### Task instructions
How many of the lines contain the string "text"? Give the number, with no other words.

Figure collection entries
□ □ □ □
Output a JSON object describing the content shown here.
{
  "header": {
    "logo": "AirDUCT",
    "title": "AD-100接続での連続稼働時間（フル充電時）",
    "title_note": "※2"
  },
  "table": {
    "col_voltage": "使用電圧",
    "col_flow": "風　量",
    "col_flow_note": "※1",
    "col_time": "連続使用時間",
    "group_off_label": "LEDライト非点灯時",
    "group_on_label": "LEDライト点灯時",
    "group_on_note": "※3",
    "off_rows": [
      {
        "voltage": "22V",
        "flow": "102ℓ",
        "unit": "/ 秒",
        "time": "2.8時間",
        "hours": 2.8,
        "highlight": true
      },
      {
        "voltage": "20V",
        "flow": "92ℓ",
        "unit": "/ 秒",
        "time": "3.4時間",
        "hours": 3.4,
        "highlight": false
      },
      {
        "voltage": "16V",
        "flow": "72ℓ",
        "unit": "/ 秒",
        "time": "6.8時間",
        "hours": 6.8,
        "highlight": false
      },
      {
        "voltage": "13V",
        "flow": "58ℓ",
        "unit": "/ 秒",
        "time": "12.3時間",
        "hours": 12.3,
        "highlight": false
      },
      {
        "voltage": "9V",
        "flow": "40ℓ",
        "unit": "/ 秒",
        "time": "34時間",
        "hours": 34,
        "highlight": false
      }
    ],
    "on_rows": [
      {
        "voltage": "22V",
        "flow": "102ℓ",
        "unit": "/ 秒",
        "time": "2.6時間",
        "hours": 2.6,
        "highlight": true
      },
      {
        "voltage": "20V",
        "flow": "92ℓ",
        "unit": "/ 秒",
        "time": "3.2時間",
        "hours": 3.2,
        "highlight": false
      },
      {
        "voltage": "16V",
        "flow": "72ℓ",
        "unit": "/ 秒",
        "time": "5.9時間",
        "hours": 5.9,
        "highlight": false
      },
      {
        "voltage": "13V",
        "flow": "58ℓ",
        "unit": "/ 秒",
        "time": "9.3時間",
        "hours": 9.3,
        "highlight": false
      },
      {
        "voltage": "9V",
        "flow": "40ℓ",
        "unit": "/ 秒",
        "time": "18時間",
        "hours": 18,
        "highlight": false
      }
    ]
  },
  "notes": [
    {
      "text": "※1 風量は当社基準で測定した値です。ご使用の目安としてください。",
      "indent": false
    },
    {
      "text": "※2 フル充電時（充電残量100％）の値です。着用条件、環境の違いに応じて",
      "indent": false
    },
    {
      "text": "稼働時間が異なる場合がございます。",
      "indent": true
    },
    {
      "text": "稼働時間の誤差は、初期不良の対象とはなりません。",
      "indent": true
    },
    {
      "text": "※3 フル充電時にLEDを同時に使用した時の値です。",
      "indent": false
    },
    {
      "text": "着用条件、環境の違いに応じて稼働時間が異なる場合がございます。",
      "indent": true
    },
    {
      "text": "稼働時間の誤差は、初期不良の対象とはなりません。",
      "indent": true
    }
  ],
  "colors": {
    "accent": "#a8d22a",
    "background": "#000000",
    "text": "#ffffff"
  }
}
□ □ □ □
### The completed task
8